Input.
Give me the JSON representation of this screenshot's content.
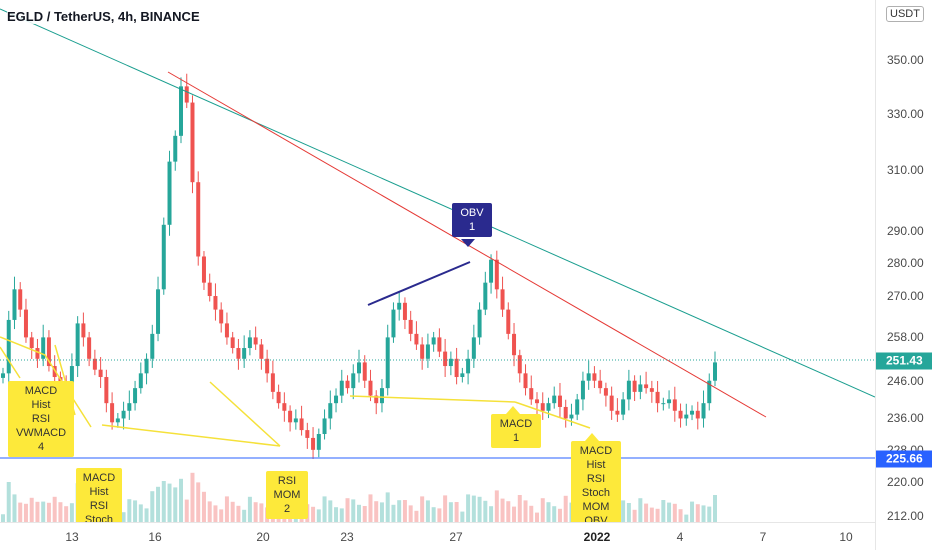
{
  "symbol": {
    "title": "EGLD / TetherUS, 4h, BINANCE"
  },
  "price_axis": {
    "currency": "USDT",
    "ticks": [
      "350.00",
      "330.00",
      "310.00",
      "290.00",
      "280.00",
      "270.00",
      "258.00",
      "246.00",
      "236.00",
      "228.00",
      "220.00",
      "212.00"
    ],
    "current_price": "251.43",
    "horizontal_line_price": "225.66"
  },
  "time_axis": {
    "ticks": [
      "13",
      "16",
      "20",
      "23",
      "27",
      "2022",
      "4",
      "7",
      "10"
    ]
  },
  "signals": [
    {
      "text": "MACD\nHist\nRSI\nVWMACD\n4",
      "kind": "yellow"
    },
    {
      "text": "MACD\nHist\nRSI\nStoch",
      "kind": "yellow"
    },
    {
      "text": "RSI\nMOM\n2",
      "kind": "yellow"
    },
    {
      "text": "OBV\n1",
      "kind": "obv"
    },
    {
      "text": "MACD\n1",
      "kind": "yellow"
    },
    {
      "text": "MACD\nHist\nRSI\nStoch\nMOM\nOBV",
      "kind": "yellow"
    }
  ],
  "colors": {
    "up": "#26a69a",
    "down": "#ef5350",
    "trend_teal": "#1a9e8f",
    "trend_red": "#e53935",
    "yellow_line": "#f5e13a",
    "obv_line": "#2a2a8e",
    "hline": "#2962ff",
    "price_label": "#26a69a"
  },
  "chart_data": {
    "type": "candlestick",
    "title": "EGLD / TetherUS, 4h, BINANCE",
    "y_scale": "log",
    "ylim": [
      211,
      372
    ],
    "x_labels": [
      "13",
      "16",
      "20",
      "23",
      "27",
      "2022",
      "4",
      "7",
      "10"
    ],
    "close_series": [
      248,
      263,
      272,
      266,
      258,
      255,
      252,
      258,
      250,
      247,
      245,
      243,
      250,
      262,
      258,
      252,
      249,
      247,
      240,
      235,
      236,
      238,
      240,
      244,
      248,
      252,
      259,
      272,
      292,
      313,
      322,
      340,
      334,
      306,
      282,
      274,
      270,
      266,
      262,
      258,
      255,
      252,
      255,
      258,
      256,
      252,
      248,
      243,
      240,
      238,
      235,
      236,
      233,
      231,
      228,
      232,
      236,
      240,
      242,
      246,
      244,
      248,
      251,
      246,
      242,
      240,
      244,
      258,
      266,
      268,
      263,
      259,
      256,
      252,
      256,
      258,
      254,
      250,
      252,
      247,
      248,
      252,
      258,
      266,
      274,
      281,
      272,
      266,
      259,
      253,
      248,
      244,
      241,
      240,
      238,
      240,
      242,
      239,
      236,
      237,
      241,
      246,
      248,
      246,
      244,
      242,
      238,
      237,
      241,
      246,
      243,
      245,
      244,
      243,
      240,
      240,
      241,
      238,
      236,
      237,
      238,
      236,
      240,
      246,
      251
    ],
    "horizontal_level": 225.66,
    "last_price": 251.43
  }
}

The task.
Reproduce the listing word for word and omit its pictures.

Task response.
Give me the JSON representation of this screenshot's content.
{
  "symbol": {
    "title": "EGLD / TetherUS, 4h, BINANCE"
  },
  "price_axis": {
    "currency": "USDT",
    "ticks": [
      "350.00",
      "330.00",
      "310.00",
      "290.00",
      "280.00",
      "270.00",
      "258.00",
      "246.00",
      "236.00",
      "228.00",
      "220.00",
      "212.00"
    ],
    "current_price": "251.43",
    "horizontal_line_price": "225.66"
  },
  "time_axis": {
    "ticks": [
      "13",
      "16",
      "20",
      "23",
      "27",
      "2022",
      "4",
      "7",
      "10"
    ]
  },
  "signals": [
    {
      "text": "MACD\nHist\nRSI\nVWMACD\n4",
      "kind": "yellow"
    },
    {
      "text": "MACD\nHist\nRSI\nStoch",
      "kind": "yellow"
    },
    {
      "text": "RSI\nMOM\n2",
      "kind": "yellow"
    },
    {
      "text": "OBV\n1",
      "kind": "obv"
    },
    {
      "text": "MACD\n1",
      "kind": "yellow"
    },
    {
      "text": "MACD\nHist\nRSI\nStoch\nMOM\nOBV",
      "kind": "yellow"
    }
  ],
  "colors": {
    "up": "#26a69a",
    "down": "#ef5350",
    "trend_teal": "#1a9e8f",
    "trend_red": "#e53935",
    "yellow_line": "#f5e13a",
    "obv_line": "#2a2a8e",
    "hline": "#2962ff",
    "price_label": "#26a69a"
  },
  "chart_data": {
    "type": "candlestick",
    "title": "EGLD / TetherUS, 4h, BINANCE",
    "y_scale": "log",
    "ylim": [
      211,
      372
    ],
    "x_labels": [
      "13",
      "16",
      "20",
      "23",
      "27",
      "2022",
      "4",
      "7",
      "10"
    ],
    "close_series": [
      248,
      263,
      272,
      266,
      258,
      255,
      252,
      258,
      250,
      247,
      245,
      243,
      250,
      262,
      258,
      252,
      249,
      247,
      240,
      235,
      236,
      238,
      240,
      244,
      248,
      252,
      259,
      272,
      292,
      313,
      322,
      340,
      334,
      306,
      282,
      274,
      270,
      266,
      262,
      258,
      255,
      252,
      255,
      258,
      256,
      252,
      248,
      243,
      240,
      238,
      235,
      236,
      233,
      231,
      228,
      232,
      236,
      240,
      242,
      246,
      244,
      248,
      251,
      246,
      242,
      240,
      244,
      258,
      266,
      268,
      263,
      259,
      256,
      252,
      256,
      258,
      254,
      250,
      252,
      247,
      248,
      252,
      258,
      266,
      274,
      281,
      272,
      266,
      259,
      253,
      248,
      244,
      241,
      240,
      238,
      240,
      242,
      239,
      236,
      237,
      241,
      246,
      248,
      246,
      244,
      242,
      238,
      237,
      241,
      246,
      243,
      245,
      244,
      243,
      240,
      240,
      241,
      238,
      236,
      237,
      238,
      236,
      240,
      246,
      251
    ],
    "horizontal_level": 225.66,
    "last_price": 251.43
  }
}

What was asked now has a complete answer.